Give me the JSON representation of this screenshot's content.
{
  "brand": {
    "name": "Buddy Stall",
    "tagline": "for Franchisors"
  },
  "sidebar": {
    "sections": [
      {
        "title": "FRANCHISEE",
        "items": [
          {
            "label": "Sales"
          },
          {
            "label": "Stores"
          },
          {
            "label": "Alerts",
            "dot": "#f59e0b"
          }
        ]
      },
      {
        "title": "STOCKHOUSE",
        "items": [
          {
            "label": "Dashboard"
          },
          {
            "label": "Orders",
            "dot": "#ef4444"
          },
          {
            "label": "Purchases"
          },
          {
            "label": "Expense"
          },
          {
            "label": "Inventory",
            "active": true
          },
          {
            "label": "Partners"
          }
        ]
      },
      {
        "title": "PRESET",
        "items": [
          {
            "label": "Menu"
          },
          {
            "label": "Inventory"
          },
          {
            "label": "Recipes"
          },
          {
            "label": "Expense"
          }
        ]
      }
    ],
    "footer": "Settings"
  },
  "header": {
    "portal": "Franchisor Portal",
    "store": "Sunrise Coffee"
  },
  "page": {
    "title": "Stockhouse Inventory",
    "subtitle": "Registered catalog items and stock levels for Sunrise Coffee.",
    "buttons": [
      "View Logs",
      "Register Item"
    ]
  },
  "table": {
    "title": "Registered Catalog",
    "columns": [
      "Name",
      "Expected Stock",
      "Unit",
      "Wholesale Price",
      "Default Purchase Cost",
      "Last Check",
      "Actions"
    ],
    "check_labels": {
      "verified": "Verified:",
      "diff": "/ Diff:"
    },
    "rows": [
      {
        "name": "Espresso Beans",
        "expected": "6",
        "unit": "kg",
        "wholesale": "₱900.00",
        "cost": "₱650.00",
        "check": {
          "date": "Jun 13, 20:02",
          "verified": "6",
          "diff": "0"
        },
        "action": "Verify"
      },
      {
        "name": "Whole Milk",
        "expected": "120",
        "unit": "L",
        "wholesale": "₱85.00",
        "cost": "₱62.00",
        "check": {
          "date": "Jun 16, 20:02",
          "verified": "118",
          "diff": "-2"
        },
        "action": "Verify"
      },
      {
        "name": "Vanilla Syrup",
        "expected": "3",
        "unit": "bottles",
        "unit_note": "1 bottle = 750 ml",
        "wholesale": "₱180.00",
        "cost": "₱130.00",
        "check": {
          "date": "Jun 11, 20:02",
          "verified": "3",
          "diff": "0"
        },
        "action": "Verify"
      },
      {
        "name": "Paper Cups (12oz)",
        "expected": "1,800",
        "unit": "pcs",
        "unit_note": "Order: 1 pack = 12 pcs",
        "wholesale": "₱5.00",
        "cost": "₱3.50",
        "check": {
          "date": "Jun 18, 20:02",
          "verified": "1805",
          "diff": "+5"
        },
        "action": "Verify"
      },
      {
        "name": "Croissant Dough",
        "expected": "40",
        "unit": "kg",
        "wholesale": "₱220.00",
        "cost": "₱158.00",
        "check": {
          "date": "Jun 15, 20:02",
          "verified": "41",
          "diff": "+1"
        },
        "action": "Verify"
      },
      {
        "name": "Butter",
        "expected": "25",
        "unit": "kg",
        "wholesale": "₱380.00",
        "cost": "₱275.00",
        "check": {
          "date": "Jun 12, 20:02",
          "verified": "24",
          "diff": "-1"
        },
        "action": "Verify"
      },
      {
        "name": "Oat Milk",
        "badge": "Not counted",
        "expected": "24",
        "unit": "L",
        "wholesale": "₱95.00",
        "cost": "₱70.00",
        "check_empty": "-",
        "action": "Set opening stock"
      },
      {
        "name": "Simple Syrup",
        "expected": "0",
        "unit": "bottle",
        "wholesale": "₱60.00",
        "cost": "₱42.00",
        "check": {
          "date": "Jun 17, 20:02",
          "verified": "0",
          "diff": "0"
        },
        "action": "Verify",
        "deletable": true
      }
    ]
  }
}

- - - - - - -

> **Exercise description**
Select every line where the word "Inventory" occurs.

> **Complete answer**
            "label": "Inventory",
            "label": "Inventory"
    "title": "Stockhouse Inventory",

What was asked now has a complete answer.